- **Requirements**: All of the data should be repeated exactly; pictures are not part of the copy.

- **Records for processing**:
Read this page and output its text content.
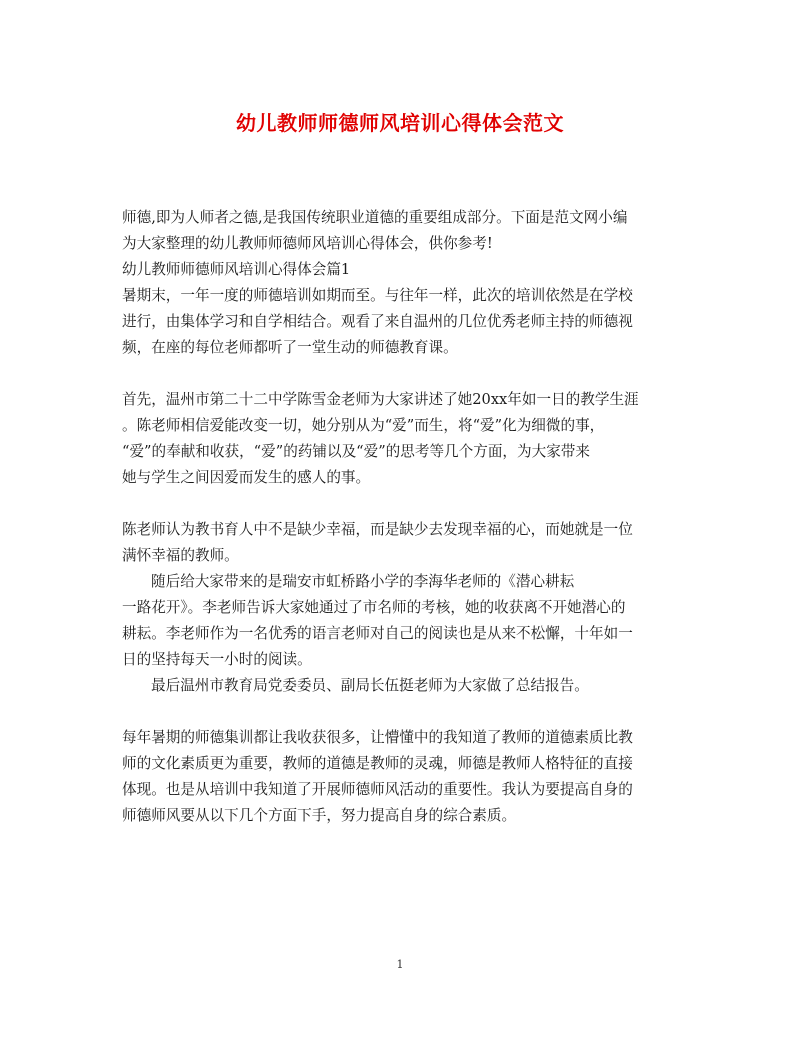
幼儿教师师德师风培训心得体会范文

师德,即为人师者之德,是我国传统职业道德的重要组成部分。下面是范文网小编
为大家整理的幼儿教师师德师风培训心得体会，供你参考!

幼儿教师师德师风培训心得体会篇1

暑期末，一年一度的师德培训如期而至。与往年一样，此次的培训依然是在学校
进行，由集体学习和自学相结合。观看了来自温州的几位优秀老师主持的师德视
频，在座的每位老师都听了一堂生动的师德教育课。

首先，温州市第二十二中学陈雪金老师为大家讲述了她20xx年如一日的教学生涯
。陈老师相信爱能改变一切，她分别从为“爱”而生，将“爱”化为细微的事，
“爱”的奉献和收获，“爱”的药铺以及“爱”的思考等几个方面，为大家带来
她与学生之间因爱而发生的感人的事。

陈老师认为教书育人中不是缺少幸福，而是缺少去发现幸福的心，而她就是一位
满怀幸福的教师。

随后给大家带来的是瑞安市虹桥路小学的李海华老师的《潜心耕耘
一路花开》。李老师告诉大家她通过了市名师的考核，她的收获离不开她潜心的
耕耘。李老师作为一名优秀的语言老师对自己的阅读也是从来不松懈，十年如一
日的坚持每天一小时的阅读。

最后温州市教育局党委委员、副局长伍挺老师为大家做了总结报告。

每年暑期的师德集训都让我收获很多，让懵懂中的我知道了教师的道德素质比教
师的文化素质更为重要，教师的道德是教师的灵魂，师德是教师人格特征的直接
体现。也是从培训中我知道了开展师德师风活动的重要性。我认为要提高自身的
师德师风要从以下几个方面下手，努力提高自身的综合素质。

1
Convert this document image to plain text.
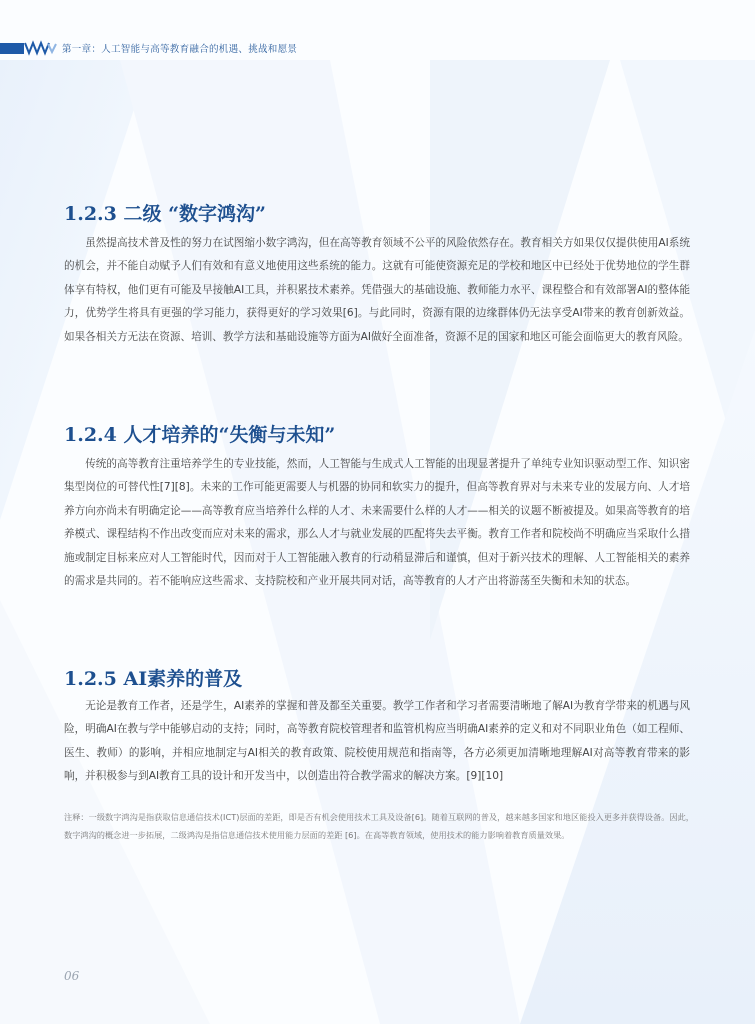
第一章：人工智能与高等教育融合的机遇、挑战和愿景
1.2.3 二级 “数字鸿沟”

虽然提高技术普及性的努力在试图缩小数字鸿沟，但在高等教育领域不公平的风险依然存在。教育相关方如果仅仅提供使用AI系统的机会，并不能自动赋予人们有效和有意义地使用这些系统的能力。这就有可能使资源充足的学校和地区中已经处于优势地位的学生群体享有特权，他们更有可能及早接触AI工具，并积累技术素养。凭借强大的基础设施、教师能力水平、课程整合和有效部署AI的整体能力，优势学生将具有更强的学习能力，获得更好的学习效果[6]。与此同时，资源有限的边缘群体仍无法享受AI带来的教育创新效益。如果各相关方无法在资源、培训、教学方法和基础设施等方面为AI做好全面准备，资源不足的国家和地区可能会面临更大的教育风险。

1.2.4 人才培养的“失衡与未知”

传统的高等教育注重培养学生的专业技能，然而，人工智能与生成式人工智能的出现显著提升了单纯专业知识驱动型工作、知识密集型岗位的可替代性[7][8]。未来的工作可能更需要人与机器的协同和软实力的提升，但高等教育界对与未来专业的发展方向、人才培养方向亦尚未有明确定论——高等教育应当培养什么样的人才、未来需要什么样的人才——相关的议题不断被提及。如果高等教育的培养模式、课程结构不作出改变而应对未来的需求，那么人才与就业发展的匹配将失去平衡。教育工作者和院校尚不明确应当采取什么措施或制定目标来应对人工智能时代，因而对于人工智能融入教育的行动稍显滞后和谨慎，但对于新兴技术的理解、人工智能相关的素养的需求是共同的。若不能响应这些需求、支持院校和产业开展共同对话，高等教育的人才产出将游荡至失衡和未知的状态。

1.2.5 AI素养的普及

无论是教育工作者，还是学生，AI素养的掌握和普及都至关重要。教学工作者和学习者需要清晰地了解AI为教育学带来的机遇与风险，明确AI在教与学中能够启动的支持；同时，高等教育院校管理者和监管机构应当明确AI素养的定义和对不同职业角色（如工程师、医生、教师）的影响，并相应地制定与AI相关的教育政策、院校使用规范和指南等，各方必须更加清晰地理解AI对高等教育带来的影响，并积极参与到AI教育工具的设计和开发当中，以创造出符合教学需求的解决方案。[9][10]

注释：一级数字鸿沟是指获取信息通信技术(ICT)层面的差距，即是否有机会使用技术工具及设备[6]。随着互联网的普及，越来越多国家和地区能投入更多并获得设备。因此，数字鸿沟的概念进一步拓展，二级鸿沟是指信息通信技术使用能力层面的差距 [6]。在高等教育领域，使用技术的能力影响着教育质量效果。

06
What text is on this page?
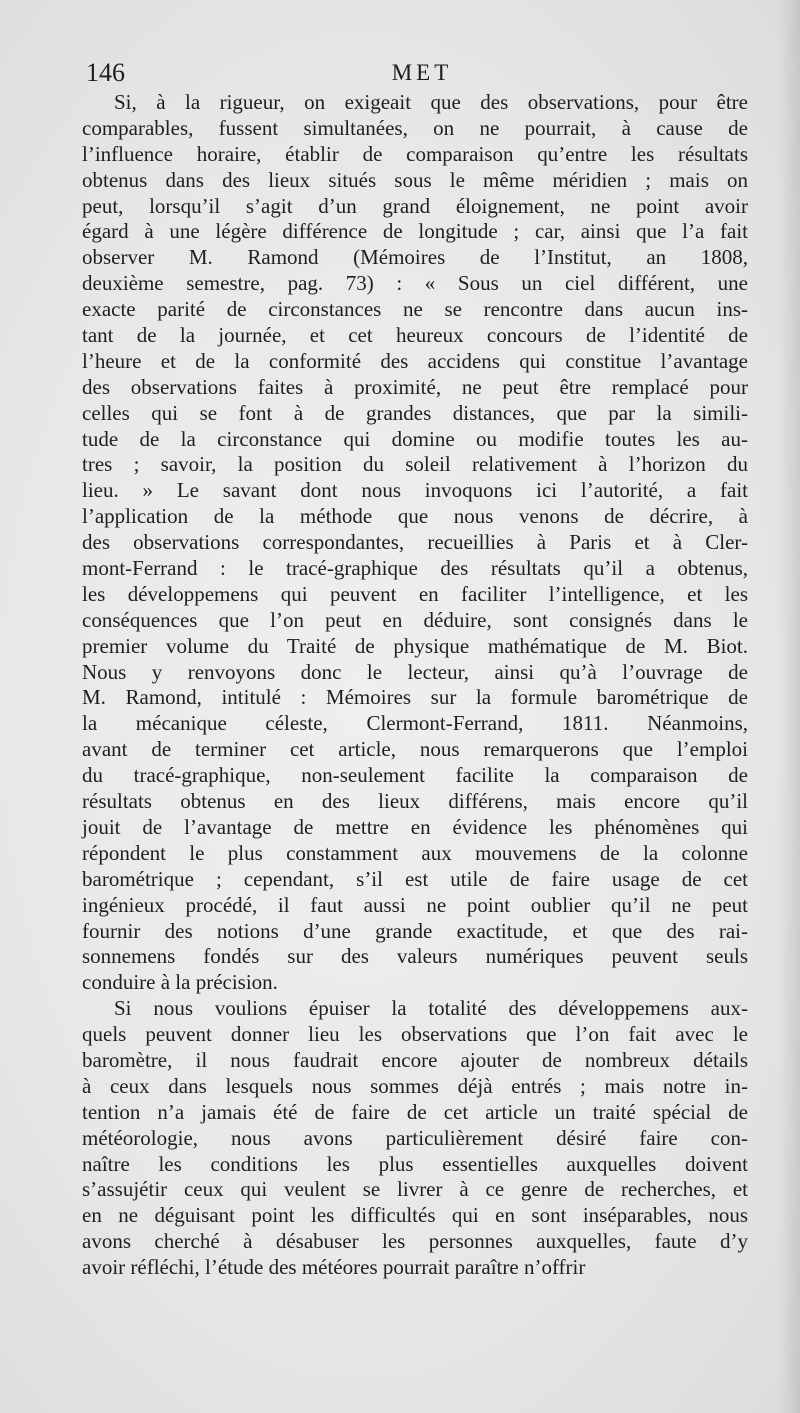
146	MET
Si, à la rigueur, on exigeait que des observations, pour être
comparables, fussent simultanées, on ne pourrait, à cause de
l’influence horaire, établir de comparaison qu’entre les résultats
obtenus dans des lieux situés sous le même méridien ; mais on
peut, lorsqu’il s’agit d’un grand éloignement, ne point avoir
égard à une légère différence de longitude ; car, ainsi que l’a fait
observer M. Ramond (Mémoires de l’Institut, an 1808,
deuxième semestre, pag. 73) : « Sous un ciel différent, une
exacte parité de circonstances ne se rencontre dans aucun ins-
tant de la journée, et cet heureux concours de l’identité de
l’heure et de la conformité des accidens qui constitue l’avantage
des observations faites à proximité, ne peut être remplacé pour
celles qui se font à de grandes distances, que par la simili-
tude de la circonstance qui domine ou modifie toutes les au-
tres ; savoir, la position du soleil relativement à l’horizon du
lieu. » Le savant dont nous invoquons ici l’autorité, a fait
l’application de la méthode que nous venons de décrire, à
des observations correspondantes, recueillies à Paris et à Cler-
mont-Ferrand : le tracé-graphique des résultats qu’il a obtenus,
les développemens qui peuvent en faciliter l’intelligence, et les
conséquences que l’on peut en déduire, sont consignés dans le
premier volume du Traité de physique mathématique de M. Biot.
Nous y renvoyons donc le lecteur, ainsi qu’à l’ouvrage de
M. Ramond, intitulé : Mémoires sur la formule barométrique de
la mécanique céleste, Clermont-Ferrand, 1811. Néanmoins,
avant de terminer cet article, nous remarquerons que l’emploi
du tracé-graphique, non-seulement facilite la comparaison de
résultats obtenus en des lieux différens, mais encore qu’il
jouit de l’avantage de mettre en évidence les phénomènes qui
répondent le plus constamment aux mouvemens de la colonne
barométrique ; cependant, s’il est utile de faire usage de cet
ingénieux procédé, il faut aussi ne point oublier qu’il ne peut
fournir des notions d’une grande exactitude, et que des rai-
sonnemens fondés sur des valeurs numériques peuvent seuls
conduire à la précision.
Si nous voulions épuiser la totalité des développemens aux-
quels peuvent donner lieu les observations que l’on fait avec le
baromètre, il nous faudrait encore ajouter de nombreux détails
à ceux dans lesquels nous sommes déjà entrés ; mais notre in-
tention n’a jamais été de faire de cet article un traité spécial de
météorologie, nous avons particulièrement désiré faire con-
naître les conditions les plus essentielles auxquelles doivent
s’assujétir ceux qui veulent se livrer à ce genre de recherches, et
en ne déguisant point les difficultés qui en sont inséparables, nous
avons cherché à désabuser les personnes auxquelles, faute d’y
avoir réfléchi, l’étude des météores pourrait paraître n’offrir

- **Answer below**:
Read this page and output its text content.
幼儿教师师德师风培训心得体会范文

师德,即为人师者之德,是我国传统职业道德的重要组成部分。下面是范文网小编
为大家整理的幼儿教师师德师风培训心得体会，供你参考!

幼儿教师师德师风培训心得体会篇1

暑期末，一年一度的师德培训如期而至。与往年一样，此次的培训依然是在学校
进行，由集体学习和自学相结合。观看了来自温州的几位优秀老师主持的师德视
频，在座的每位老师都听了一堂生动的师德教育课。

首先，温州市第二十二中学陈雪金老师为大家讲述了她20xx年如一日的教学生涯
。陈老师相信爱能改变一切，她分别从为“爱”而生，将“爱”化为细微的事，
“爱”的奉献和收获，“爱”的药铺以及“爱”的思考等几个方面，为大家带来
她与学生之间因爱而发生的感人的事。

陈老师认为教书育人中不是缺少幸福，而是缺少去发现幸福的心，而她就是一位
满怀幸福的教师。

随后给大家带来的是瑞安市虹桥路小学的李海华老师的《潜心耕耘
一路花开》。李老师告诉大家她通过了市名师的考核，她的收获离不开她潜心的
耕耘。李老师作为一名优秀的语言老师对自己的阅读也是从来不松懈，十年如一
日的坚持每天一小时的阅读。

最后温州市教育局党委委员、副局长伍挺老师为大家做了总结报告。

每年暑期的师德集训都让我收获很多，让懵懂中的我知道了教师的道德素质比教
师的文化素质更为重要，教师的道德是教师的灵魂，师德是教师人格特征的直接
体现。也是从培训中我知道了开展师德师风活动的重要性。我认为要提高自身的
师德师风要从以下几个方面下手，努力提高自身的综合素质。

1
Convert this document image to plain text.
第一章：人工智能与高等教育融合的机遇、挑战和愿景
1.2.3 二级 “数字鸿沟”

虽然提高技术普及性的努力在试图缩小数字鸿沟，但在高等教育领域不公平的风险依然存在。教育相关方如果仅仅提供使用AI系统的机会，并不能自动赋予人们有效和有意义地使用这些系统的能力。这就有可能使资源充足的学校和地区中已经处于优势地位的学生群体享有特权，他们更有可能及早接触AI工具，并积累技术素养。凭借强大的基础设施、教师能力水平、课程整合和有效部署AI的整体能力，优势学生将具有更强的学习能力，获得更好的学习效果[6]。与此同时，资源有限的边缘群体仍无法享受AI带来的教育创新效益。如果各相关方无法在资源、培训、教学方法和基础设施等方面为AI做好全面准备，资源不足的国家和地区可能会面临更大的教育风险。

1.2.4 人才培养的“失衡与未知”

传统的高等教育注重培养学生的专业技能，然而，人工智能与生成式人工智能的出现显著提升了单纯专业知识驱动型工作、知识密集型岗位的可替代性[7][8]。未来的工作可能更需要人与机器的协同和软实力的提升，但高等教育界对与未来专业的发展方向、人才培养方向亦尚未有明确定论——高等教育应当培养什么样的人才、未来需要什么样的人才——相关的议题不断被提及。如果高等教育的培养模式、课程结构不作出改变而应对未来的需求，那么人才与就业发展的匹配将失去平衡。教育工作者和院校尚不明确应当采取什么措施或制定目标来应对人工智能时代，因而对于人工智能融入教育的行动稍显滞后和谨慎，但对于新兴技术的理解、人工智能相关的素养的需求是共同的。若不能响应这些需求、支持院校和产业开展共同对话，高等教育的人才产出将游荡至失衡和未知的状态。

1.2.5 AI素养的普及

无论是教育工作者，还是学生，AI素养的掌握和普及都至关重要。教学工作者和学习者需要清晰地了解AI为教育学带来的机遇与风险，明确AI在教与学中能够启动的支持；同时，高等教育院校管理者和监管机构应当明确AI素养的定义和对不同职业角色（如工程师、医生、教师）的影响，并相应地制定与AI相关的教育政策、院校使用规范和指南等，各方必须更加清晰地理解AI对高等教育带来的影响，并积极参与到AI教育工具的设计和开发当中，以创造出符合教学需求的解决方案。[9][10]

注释：一级数字鸿沟是指获取信息通信技术(ICT)层面的差距，即是否有机会使用技术工具及设备[6]。随着互联网的普及，越来越多国家和地区能投入更多并获得设备。因此，数字鸿沟的概念进一步拓展，二级鸿沟是指信息通信技术使用能力层面的差距 [6]。在高等教育领域，使用技术的能力影响着教育质量效果。

06
What text is on this page?
146	MET
Si, à la rigueur, on exigeait que des observations, pour être
comparables, fussent simultanées, on ne pourrait, à cause de
l’influence horaire, établir de comparaison qu’entre les résultats
obtenus dans des lieux situés sous le même méridien ; mais on
peut, lorsqu’il s’agit d’un grand éloignement, ne point avoir
égard à une légère différence de longitude ; car, ainsi que l’a fait
observer M. Ramond (Mémoires de l’Institut, an 1808,
deuxième semestre, pag. 73) : « Sous un ciel différent, une
exacte parité de circonstances ne se rencontre dans aucun ins-
tant de la journée, et cet heureux concours de l’identité de
l’heure et de la conformité des accidens qui constitue l’avantage
des observations faites à proximité, ne peut être remplacé pour
celles qui se font à de grandes distances, que par la simili-
tude de la circonstance qui domine ou modifie toutes les au-
tres ; savoir, la position du soleil relativement à l’horizon du
lieu. » Le savant dont nous invoquons ici l’autorité, a fait
l’application de la méthode que nous venons de décrire, à
des observations correspondantes, recueillies à Paris et à Cler-
mont-Ferrand : le tracé-graphique des résultats qu’il a obtenus,
les développemens qui peuvent en faciliter l’intelligence, et les
conséquences que l’on peut en déduire, sont consignés dans le
premier volume du Traité de physique mathématique de M. Biot.
Nous y renvoyons donc le lecteur, ainsi qu’à l’ouvrage de
M. Ramond, intitulé : Mémoires sur la formule barométrique de
la mécanique céleste, Clermont-Ferrand, 1811. Néanmoins,
avant de terminer cet article, nous remarquerons que l’emploi
du tracé-graphique, non-seulement facilite la comparaison de
résultats obtenus en des lieux différens, mais encore qu’il
jouit de l’avantage de mettre en évidence les phénomènes qui
répondent le plus constamment aux mouvemens de la colonne
barométrique ; cependant, s’il est utile de faire usage de cet
ingénieux procédé, il faut aussi ne point oublier qu’il ne peut
fournir des notions d’une grande exactitude, et que des rai-
sonnemens fondés sur des valeurs numériques peuvent seuls
conduire à la précision.
Si nous voulions épuiser la totalité des développemens aux-
quels peuvent donner lieu les observations que l’on fait avec le
baromètre, il nous faudrait encore ajouter de nombreux détails
à ceux dans lesquels nous sommes déjà entrés ; mais notre in-
tention n’a jamais été de faire de cet article un traité spécial de
météorologie, nous avons particulièrement désiré faire con-
naître les conditions les plus essentielles auxquelles doivent
s’assujétir ceux qui veulent se livrer à ce genre de recherches, et
en ne déguisant point les difficultés qui en sont inséparables, nous
avons cherché à désabuser les personnes auxquelles, faute d’y
avoir réfléchi, l’étude des météores pourrait paraître n’offrir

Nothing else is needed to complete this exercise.